Aim of the task |
Return, from the material below, each line in which "text" occurs.

Source data |
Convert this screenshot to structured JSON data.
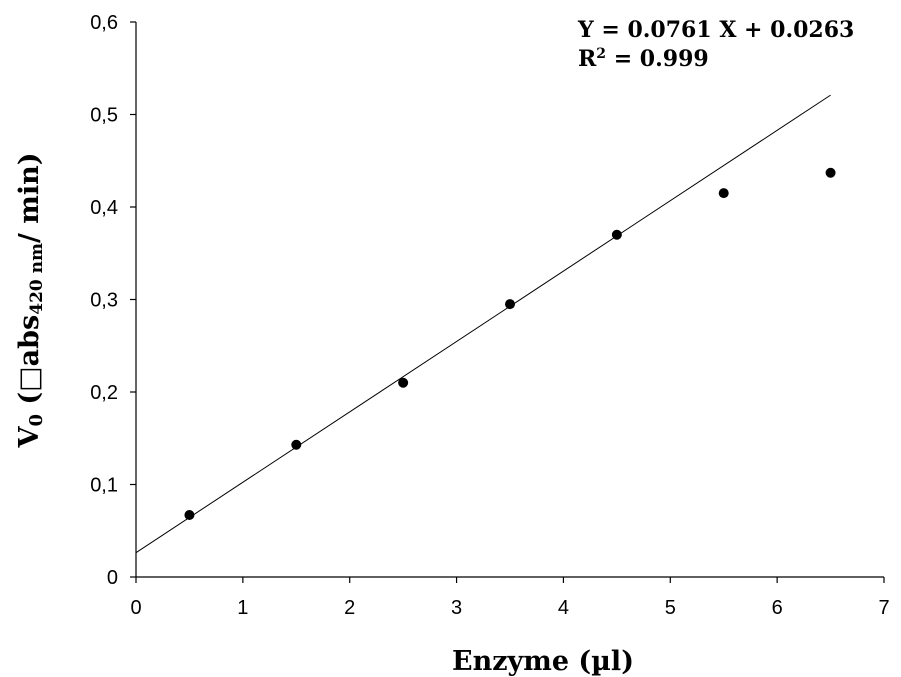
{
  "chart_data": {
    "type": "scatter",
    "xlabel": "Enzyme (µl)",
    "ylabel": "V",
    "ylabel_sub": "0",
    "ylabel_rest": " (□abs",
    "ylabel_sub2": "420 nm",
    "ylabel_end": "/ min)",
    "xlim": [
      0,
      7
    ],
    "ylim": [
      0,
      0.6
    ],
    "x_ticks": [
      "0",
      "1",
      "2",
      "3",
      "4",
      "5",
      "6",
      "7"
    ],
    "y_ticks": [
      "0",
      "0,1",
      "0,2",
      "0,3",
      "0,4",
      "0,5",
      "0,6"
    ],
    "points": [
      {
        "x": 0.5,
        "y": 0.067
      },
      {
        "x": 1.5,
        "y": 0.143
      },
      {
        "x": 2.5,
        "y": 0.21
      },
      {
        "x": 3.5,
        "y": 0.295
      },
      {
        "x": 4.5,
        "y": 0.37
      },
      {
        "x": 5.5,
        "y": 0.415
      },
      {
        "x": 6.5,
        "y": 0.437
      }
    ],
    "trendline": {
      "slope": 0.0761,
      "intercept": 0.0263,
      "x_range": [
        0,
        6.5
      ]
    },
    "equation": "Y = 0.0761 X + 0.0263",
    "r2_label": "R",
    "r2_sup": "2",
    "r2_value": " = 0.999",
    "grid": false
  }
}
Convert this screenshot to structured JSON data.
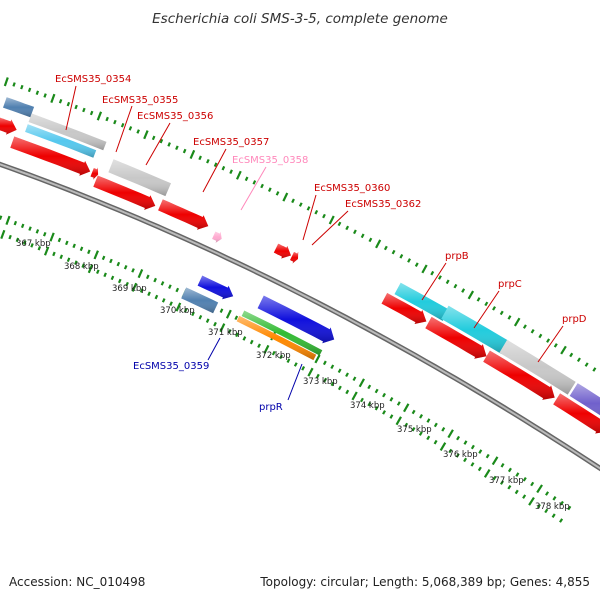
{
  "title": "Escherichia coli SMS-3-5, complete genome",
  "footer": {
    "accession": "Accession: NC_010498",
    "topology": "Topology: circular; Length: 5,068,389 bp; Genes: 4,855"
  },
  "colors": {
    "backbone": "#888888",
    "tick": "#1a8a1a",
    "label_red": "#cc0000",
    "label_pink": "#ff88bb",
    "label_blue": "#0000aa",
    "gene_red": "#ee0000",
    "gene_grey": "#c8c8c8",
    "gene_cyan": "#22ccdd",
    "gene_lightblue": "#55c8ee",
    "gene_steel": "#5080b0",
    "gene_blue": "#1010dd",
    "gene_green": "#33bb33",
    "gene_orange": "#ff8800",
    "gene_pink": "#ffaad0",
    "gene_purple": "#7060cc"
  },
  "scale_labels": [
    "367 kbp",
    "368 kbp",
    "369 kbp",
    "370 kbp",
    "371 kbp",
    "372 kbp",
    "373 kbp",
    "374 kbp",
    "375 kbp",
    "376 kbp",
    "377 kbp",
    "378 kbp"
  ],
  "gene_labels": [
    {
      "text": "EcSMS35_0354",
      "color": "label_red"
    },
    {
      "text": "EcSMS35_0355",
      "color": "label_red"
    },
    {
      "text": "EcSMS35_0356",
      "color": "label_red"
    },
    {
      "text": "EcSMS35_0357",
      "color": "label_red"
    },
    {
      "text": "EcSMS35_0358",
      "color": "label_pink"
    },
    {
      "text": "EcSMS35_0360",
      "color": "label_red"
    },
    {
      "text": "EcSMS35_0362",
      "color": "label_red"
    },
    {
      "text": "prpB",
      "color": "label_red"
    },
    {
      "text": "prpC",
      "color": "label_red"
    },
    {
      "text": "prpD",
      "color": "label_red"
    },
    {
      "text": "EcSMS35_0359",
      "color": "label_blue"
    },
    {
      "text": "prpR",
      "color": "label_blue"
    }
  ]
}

Answer below |
      "text": "EcSMS35_0354",
      "text": "EcSMS35_0355",
      "text": "EcSMS35_0356",
      "text": "EcSMS35_0357",
      "text": "EcSMS35_0358",
      "text": "EcSMS35_0360",
      "text": "EcSMS35_0362",
      "text": "prpB",
      "text": "prpC",
      "text": "prpD",
      "text": "EcSMS35_0359",
      "text": "prpR",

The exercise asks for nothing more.